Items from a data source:
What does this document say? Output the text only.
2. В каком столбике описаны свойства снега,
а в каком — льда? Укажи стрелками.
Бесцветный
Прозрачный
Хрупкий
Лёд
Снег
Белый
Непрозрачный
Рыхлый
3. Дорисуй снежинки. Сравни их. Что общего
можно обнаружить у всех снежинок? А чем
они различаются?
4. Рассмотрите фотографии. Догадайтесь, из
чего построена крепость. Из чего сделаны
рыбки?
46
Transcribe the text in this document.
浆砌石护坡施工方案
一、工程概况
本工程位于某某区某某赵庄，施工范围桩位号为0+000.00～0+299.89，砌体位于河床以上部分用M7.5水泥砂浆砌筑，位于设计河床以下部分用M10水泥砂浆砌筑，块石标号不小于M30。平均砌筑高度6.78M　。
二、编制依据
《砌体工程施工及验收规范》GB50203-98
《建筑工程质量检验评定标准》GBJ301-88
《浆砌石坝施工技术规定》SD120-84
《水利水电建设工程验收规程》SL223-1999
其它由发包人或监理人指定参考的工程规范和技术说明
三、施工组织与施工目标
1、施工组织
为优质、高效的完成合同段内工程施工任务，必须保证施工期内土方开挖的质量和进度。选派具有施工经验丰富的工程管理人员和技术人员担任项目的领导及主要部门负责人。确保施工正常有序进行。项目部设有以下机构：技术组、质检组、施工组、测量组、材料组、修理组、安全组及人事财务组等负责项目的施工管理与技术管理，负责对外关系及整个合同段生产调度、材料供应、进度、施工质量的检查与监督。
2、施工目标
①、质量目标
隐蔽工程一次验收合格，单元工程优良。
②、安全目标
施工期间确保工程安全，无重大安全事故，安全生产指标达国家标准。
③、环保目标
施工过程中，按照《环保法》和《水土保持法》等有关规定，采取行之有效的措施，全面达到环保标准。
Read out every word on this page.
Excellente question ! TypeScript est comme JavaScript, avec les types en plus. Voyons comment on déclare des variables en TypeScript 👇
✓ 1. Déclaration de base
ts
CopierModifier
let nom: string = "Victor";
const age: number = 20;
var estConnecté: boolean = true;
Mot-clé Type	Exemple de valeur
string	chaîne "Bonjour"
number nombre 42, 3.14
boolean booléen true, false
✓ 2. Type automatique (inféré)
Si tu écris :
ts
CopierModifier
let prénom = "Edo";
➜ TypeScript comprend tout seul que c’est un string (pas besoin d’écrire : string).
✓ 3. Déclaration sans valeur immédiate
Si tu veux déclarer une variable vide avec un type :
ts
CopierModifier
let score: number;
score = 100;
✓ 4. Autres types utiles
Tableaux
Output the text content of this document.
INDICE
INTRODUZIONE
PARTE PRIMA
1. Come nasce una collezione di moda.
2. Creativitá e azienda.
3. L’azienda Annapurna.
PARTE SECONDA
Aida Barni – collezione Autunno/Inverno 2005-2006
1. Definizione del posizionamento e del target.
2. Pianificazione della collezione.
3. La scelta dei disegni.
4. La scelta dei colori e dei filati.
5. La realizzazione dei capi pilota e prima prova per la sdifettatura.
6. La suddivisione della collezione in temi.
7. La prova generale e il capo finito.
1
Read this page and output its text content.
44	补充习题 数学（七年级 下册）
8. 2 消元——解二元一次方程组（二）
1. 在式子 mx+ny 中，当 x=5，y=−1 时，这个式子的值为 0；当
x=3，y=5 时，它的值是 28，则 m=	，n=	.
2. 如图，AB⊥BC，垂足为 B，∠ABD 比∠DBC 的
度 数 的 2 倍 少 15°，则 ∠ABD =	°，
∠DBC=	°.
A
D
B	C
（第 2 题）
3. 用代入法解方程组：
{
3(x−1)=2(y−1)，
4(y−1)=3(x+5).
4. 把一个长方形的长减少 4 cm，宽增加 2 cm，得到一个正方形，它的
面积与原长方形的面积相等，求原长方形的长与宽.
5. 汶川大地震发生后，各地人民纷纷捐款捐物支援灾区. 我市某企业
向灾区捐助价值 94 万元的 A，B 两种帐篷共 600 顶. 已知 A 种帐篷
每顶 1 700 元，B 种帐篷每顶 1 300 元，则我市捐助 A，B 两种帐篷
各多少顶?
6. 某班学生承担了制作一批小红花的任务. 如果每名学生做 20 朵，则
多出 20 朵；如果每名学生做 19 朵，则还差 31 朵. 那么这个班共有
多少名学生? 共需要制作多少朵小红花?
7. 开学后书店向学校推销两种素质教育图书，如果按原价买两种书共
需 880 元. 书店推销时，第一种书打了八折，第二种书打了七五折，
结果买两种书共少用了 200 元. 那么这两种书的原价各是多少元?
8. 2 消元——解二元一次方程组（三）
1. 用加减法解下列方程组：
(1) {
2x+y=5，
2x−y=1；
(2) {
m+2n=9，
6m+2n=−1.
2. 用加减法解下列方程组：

What is being asked
Copy each line of the data exactly, leaving nothing out.

Exercise result
What does this document say? Output the text only.
2. В каком столбике описаны свойства снега,
а в каком — льда? Укажи стрелками.
Бесцветный
Прозрачный
Хрупкий
Лёд
Снег
Белый
Непрозрачный
Рыхлый
3. Дорисуй снежинки. Сравни их. Что общего
можно обнаружить у всех снежинок? А чем
они различаются?
4. Рассмотрите фотографии. Догадайтесь, из
чего построена крепость. Из чего сделаны
рыбки?
46
Transcribe the text in this document.
浆砌石护坡施工方案
一、工程概况
本工程位于某某区某某赵庄，施工范围桩位号为0+000.00～0+299.89，砌体位于河床以上部分用M7.5水泥砂浆砌筑，位于设计河床以下部分用M10水泥砂浆砌筑，块石标号不小于M30。平均砌筑高度6.78M　。
二、编制依据
《砌体工程施工及验收规范》GB50203-98
《建筑工程质量检验评定标准》GBJ301-88
《浆砌石坝施工技术规定》SD120-84
《水利水电建设工程验收规程》SL223-1999
其它由发包人或监理人指定参考的工程规范和技术说明
三、施工组织与施工目标
1、施工组织
为优质、高效的完成合同段内工程施工任务，必须保证施工期内土方开挖的质量和进度。选派具有施工经验丰富的工程管理人员和技术人员担任项目的领导及主要部门负责人。确保施工正常有序进行。项目部设有以下机构：技术组、质检组、施工组、测量组、材料组、修理组、安全组及人事财务组等负责项目的施工管理与技术管理，负责对外关系及整个合同段生产调度、材料供应、进度、施工质量的检查与监督。
2、施工目标
①、质量目标
隐蔽工程一次验收合格，单元工程优良。
②、安全目标
施工期间确保工程安全，无重大安全事故，安全生产指标达国家标准。
③、环保目标
施工过程中，按照《环保法》和《水土保持法》等有关规定，采取行之有效的措施，全面达到环保标准。
Read out every word on this page.
Excellente question ! TypeScript est comme JavaScript, avec les types en plus. Voyons comment on déclare des variables en TypeScript 👇
✓ 1. Déclaration de base
ts
CopierModifier
let nom: string = "Victor";
const age: number = 20;
var estConnecté: boolean = true;
Mot-clé Type	Exemple de valeur
string	chaîne "Bonjour"
number nombre 42, 3.14
boolean booléen true, false
✓ 2. Type automatique (inféré)
Si tu écris :
ts
CopierModifier
let prénom = "Edo";
➜ TypeScript comprend tout seul que c’est un string (pas besoin d’écrire : string).
✓ 3. Déclaration sans valeur immédiate
Si tu veux déclarer une variable vide avec un type :
ts
CopierModifier
let score: number;
score = 100;
✓ 4. Autres types utiles
Tableaux
Output the text content of this document.
INDICE
INTRODUZIONE
PARTE PRIMA
1. Come nasce una collezione di moda.
2. Creativitá e azienda.
3. L’azienda Annapurna.
PARTE SECONDA
Aida Barni – collezione Autunno/Inverno 2005-2006
1. Definizione del posizionamento e del target.
2. Pianificazione della collezione.
3. La scelta dei disegni.
4. La scelta dei colori e dei filati.
5. La realizzazione dei capi pilota e prima prova per la sdifettatura.
6. La suddivisione della collezione in temi.
7. La prova generale e il capo finito.
1
Read this page and output its text content.
44	补充习题 数学（七年级 下册）
8. 2 消元——解二元一次方程组（二）
1. 在式子 mx+ny 中，当 x=5，y=−1 时，这个式子的值为 0；当
x=3，y=5 时，它的值是 28，则 m=	，n=	.
2. 如图，AB⊥BC，垂足为 B，∠ABD 比∠DBC 的
度 数 的 2 倍 少 15°，则 ∠ABD =	°，
∠DBC=	°.
A
D
B	C
（第 2 题）
3. 用代入法解方程组：
{
3(x−1)=2(y−1)，
4(y−1)=3(x+5).
4. 把一个长方形的长减少 4 cm，宽增加 2 cm，得到一个正方形，它的
面积与原长方形的面积相等，求原长方形的长与宽.
5. 汶川大地震发生后，各地人民纷纷捐款捐物支援灾区. 我市某企业
向灾区捐助价值 94 万元的 A，B 两种帐篷共 600 顶. 已知 A 种帐篷
每顶 1 700 元，B 种帐篷每顶 1 300 元，则我市捐助 A，B 两种帐篷
各多少顶?
6. 某班学生承担了制作一批小红花的任务. 如果每名学生做 20 朵，则
多出 20 朵；如果每名学生做 19 朵，则还差 31 朵. 那么这个班共有
多少名学生? 共需要制作多少朵小红花?
7. 开学后书店向学校推销两种素质教育图书，如果按原价买两种书共
需 880 元. 书店推销时，第一种书打了八折，第二种书打了七五折，
结果买两种书共少用了 200 元. 那么这两种书的原价各是多少元?
8. 2 消元——解二元一次方程组（三）
1. 用加减法解下列方程组：
(1) {
2x+y=5，
2x−y=1；
(2) {
m+2n=9，
6m+2n=−1.
2. 用加减法解下列方程组：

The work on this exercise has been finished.